YOUR GOAL
Please determine how many lines of the material include the word "this", and respond with nothing but that number.

DATA TO USE
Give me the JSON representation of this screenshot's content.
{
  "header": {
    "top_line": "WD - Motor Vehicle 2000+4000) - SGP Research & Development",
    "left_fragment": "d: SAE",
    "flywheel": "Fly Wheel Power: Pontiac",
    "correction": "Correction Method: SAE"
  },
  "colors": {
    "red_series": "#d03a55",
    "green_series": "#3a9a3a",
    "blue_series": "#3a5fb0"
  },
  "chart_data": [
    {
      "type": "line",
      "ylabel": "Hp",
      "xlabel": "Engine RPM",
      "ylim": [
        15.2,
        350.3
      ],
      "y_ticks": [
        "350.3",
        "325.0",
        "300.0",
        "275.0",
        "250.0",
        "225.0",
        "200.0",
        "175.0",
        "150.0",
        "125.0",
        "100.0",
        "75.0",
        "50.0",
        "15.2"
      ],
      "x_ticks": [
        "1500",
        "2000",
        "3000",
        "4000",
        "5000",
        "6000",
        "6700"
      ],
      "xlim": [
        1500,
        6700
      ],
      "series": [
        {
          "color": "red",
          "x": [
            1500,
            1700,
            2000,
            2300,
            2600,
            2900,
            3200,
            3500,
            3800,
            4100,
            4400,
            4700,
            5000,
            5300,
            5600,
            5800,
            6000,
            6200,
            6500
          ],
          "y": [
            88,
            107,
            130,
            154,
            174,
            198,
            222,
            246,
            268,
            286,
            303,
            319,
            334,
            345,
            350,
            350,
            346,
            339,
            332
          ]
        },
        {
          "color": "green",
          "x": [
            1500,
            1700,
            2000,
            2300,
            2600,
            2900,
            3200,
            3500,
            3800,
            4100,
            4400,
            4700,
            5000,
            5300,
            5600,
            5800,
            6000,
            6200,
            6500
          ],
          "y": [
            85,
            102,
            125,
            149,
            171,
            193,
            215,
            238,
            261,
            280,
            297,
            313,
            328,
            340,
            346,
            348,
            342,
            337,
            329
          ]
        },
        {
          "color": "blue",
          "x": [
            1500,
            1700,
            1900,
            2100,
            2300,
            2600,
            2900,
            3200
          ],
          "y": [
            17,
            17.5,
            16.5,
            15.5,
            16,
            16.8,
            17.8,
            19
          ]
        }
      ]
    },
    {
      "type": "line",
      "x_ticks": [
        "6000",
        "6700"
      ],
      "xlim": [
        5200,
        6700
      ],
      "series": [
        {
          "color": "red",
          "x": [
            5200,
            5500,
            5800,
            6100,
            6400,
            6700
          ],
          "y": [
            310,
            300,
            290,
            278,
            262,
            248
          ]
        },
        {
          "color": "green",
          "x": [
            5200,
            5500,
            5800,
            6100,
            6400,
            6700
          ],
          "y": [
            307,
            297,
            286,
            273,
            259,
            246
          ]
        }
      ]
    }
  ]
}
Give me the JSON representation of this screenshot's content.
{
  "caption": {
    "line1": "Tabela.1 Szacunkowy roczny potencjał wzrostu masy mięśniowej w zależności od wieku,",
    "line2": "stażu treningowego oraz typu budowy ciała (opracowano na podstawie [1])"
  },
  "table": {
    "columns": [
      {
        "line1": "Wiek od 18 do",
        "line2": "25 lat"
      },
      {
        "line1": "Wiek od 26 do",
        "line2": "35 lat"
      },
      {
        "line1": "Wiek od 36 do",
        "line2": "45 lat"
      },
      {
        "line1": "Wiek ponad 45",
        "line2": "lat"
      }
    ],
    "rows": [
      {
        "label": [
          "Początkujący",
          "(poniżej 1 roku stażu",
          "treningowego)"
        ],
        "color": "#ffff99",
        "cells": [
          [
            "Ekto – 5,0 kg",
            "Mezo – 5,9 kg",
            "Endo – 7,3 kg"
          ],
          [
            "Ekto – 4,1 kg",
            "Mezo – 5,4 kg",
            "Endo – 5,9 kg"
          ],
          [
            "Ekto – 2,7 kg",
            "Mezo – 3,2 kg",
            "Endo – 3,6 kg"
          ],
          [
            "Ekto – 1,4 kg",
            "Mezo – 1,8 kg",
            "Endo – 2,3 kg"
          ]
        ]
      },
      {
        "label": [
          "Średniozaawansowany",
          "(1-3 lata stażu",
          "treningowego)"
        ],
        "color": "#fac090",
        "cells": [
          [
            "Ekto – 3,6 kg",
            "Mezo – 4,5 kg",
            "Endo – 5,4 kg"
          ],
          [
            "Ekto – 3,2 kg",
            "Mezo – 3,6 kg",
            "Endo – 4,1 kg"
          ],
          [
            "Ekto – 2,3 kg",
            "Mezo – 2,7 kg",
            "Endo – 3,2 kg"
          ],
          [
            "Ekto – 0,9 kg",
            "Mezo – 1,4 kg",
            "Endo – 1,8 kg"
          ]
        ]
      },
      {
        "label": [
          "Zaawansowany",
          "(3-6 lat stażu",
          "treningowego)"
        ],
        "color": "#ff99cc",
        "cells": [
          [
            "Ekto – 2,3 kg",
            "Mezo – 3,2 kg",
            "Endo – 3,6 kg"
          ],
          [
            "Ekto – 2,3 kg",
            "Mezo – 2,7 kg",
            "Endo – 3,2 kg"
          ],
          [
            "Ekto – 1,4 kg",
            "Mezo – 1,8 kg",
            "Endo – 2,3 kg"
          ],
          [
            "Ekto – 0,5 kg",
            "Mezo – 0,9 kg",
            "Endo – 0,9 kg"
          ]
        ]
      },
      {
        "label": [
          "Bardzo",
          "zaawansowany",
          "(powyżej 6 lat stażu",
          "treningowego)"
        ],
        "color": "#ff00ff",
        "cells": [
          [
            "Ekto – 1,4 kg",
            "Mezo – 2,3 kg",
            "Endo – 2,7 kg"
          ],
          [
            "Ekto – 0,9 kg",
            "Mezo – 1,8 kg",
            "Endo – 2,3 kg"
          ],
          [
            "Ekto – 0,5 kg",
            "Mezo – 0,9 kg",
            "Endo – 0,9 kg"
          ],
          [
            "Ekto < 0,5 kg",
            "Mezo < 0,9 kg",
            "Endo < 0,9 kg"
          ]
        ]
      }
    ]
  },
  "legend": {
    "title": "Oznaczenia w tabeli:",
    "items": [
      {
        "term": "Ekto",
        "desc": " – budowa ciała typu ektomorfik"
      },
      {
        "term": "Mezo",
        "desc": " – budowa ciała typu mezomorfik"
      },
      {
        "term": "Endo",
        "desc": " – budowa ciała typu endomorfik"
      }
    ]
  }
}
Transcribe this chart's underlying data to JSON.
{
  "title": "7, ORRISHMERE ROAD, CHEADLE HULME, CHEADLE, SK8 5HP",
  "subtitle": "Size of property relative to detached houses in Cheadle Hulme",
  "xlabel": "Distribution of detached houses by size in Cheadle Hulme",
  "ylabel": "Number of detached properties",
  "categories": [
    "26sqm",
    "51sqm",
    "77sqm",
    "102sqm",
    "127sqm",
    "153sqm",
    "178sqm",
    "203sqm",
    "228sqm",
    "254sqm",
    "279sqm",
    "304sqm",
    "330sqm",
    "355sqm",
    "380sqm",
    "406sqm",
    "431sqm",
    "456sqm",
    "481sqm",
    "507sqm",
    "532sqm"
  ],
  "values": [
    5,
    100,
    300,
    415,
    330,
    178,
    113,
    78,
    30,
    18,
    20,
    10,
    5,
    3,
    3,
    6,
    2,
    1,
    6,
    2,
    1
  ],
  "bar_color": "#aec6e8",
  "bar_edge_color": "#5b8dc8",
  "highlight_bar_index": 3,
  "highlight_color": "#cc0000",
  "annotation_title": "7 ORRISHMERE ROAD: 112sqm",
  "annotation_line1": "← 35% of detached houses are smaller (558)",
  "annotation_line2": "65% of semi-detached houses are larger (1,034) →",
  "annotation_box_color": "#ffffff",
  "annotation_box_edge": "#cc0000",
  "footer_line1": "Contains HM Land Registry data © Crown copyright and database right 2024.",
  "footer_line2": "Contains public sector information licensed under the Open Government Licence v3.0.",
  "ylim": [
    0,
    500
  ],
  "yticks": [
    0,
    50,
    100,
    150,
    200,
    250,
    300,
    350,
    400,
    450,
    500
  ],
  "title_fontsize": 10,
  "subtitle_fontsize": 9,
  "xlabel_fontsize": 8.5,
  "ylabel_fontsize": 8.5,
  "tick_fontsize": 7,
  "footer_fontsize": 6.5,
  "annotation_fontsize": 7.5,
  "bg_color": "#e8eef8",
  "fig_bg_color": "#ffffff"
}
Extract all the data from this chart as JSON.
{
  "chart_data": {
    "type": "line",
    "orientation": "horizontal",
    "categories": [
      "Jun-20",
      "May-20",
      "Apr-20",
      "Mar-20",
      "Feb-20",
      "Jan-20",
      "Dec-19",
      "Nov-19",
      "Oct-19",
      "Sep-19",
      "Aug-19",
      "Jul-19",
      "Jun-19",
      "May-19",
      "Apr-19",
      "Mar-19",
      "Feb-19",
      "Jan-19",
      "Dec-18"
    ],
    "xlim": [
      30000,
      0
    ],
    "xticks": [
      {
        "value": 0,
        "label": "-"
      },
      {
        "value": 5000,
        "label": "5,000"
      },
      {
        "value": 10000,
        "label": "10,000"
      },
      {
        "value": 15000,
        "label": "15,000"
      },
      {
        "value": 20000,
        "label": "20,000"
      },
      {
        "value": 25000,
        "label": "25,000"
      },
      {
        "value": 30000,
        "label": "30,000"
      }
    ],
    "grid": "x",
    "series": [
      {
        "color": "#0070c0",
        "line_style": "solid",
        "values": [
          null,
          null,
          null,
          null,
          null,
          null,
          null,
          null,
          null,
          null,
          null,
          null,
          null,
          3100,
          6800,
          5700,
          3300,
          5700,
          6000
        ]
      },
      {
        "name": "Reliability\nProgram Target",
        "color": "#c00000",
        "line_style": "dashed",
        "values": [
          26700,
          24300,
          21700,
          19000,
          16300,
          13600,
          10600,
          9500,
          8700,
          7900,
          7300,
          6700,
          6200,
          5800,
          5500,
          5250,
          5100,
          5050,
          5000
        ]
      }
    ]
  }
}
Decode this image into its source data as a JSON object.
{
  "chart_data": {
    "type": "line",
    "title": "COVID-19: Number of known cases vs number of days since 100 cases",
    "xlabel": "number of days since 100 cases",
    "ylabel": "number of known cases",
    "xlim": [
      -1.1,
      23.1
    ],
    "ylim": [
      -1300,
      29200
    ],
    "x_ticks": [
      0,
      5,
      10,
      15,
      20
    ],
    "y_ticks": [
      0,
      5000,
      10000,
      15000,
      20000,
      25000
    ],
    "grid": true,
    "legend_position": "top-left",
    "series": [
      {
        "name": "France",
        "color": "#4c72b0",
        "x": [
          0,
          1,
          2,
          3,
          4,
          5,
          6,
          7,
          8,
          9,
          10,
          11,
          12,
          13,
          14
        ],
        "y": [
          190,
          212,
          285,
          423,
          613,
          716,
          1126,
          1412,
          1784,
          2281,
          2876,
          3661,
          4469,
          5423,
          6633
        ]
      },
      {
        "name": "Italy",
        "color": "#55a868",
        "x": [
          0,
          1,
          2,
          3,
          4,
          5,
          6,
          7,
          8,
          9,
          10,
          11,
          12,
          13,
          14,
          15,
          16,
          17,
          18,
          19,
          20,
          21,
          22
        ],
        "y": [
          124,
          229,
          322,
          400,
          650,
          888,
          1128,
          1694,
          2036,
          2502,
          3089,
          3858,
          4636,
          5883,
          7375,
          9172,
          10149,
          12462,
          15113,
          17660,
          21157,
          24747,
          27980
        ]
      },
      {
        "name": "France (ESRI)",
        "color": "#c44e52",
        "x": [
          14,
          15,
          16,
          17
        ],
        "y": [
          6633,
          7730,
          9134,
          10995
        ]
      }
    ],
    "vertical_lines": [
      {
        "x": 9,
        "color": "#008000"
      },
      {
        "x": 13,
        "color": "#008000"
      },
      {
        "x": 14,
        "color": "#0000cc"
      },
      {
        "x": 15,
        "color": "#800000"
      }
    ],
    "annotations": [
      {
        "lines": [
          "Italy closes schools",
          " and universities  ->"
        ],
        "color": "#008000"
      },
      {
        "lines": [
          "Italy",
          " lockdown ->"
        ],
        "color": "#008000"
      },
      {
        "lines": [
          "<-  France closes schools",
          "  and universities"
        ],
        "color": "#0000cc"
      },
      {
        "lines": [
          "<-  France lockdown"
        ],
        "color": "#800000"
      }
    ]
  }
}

SOLUTION BELOW
5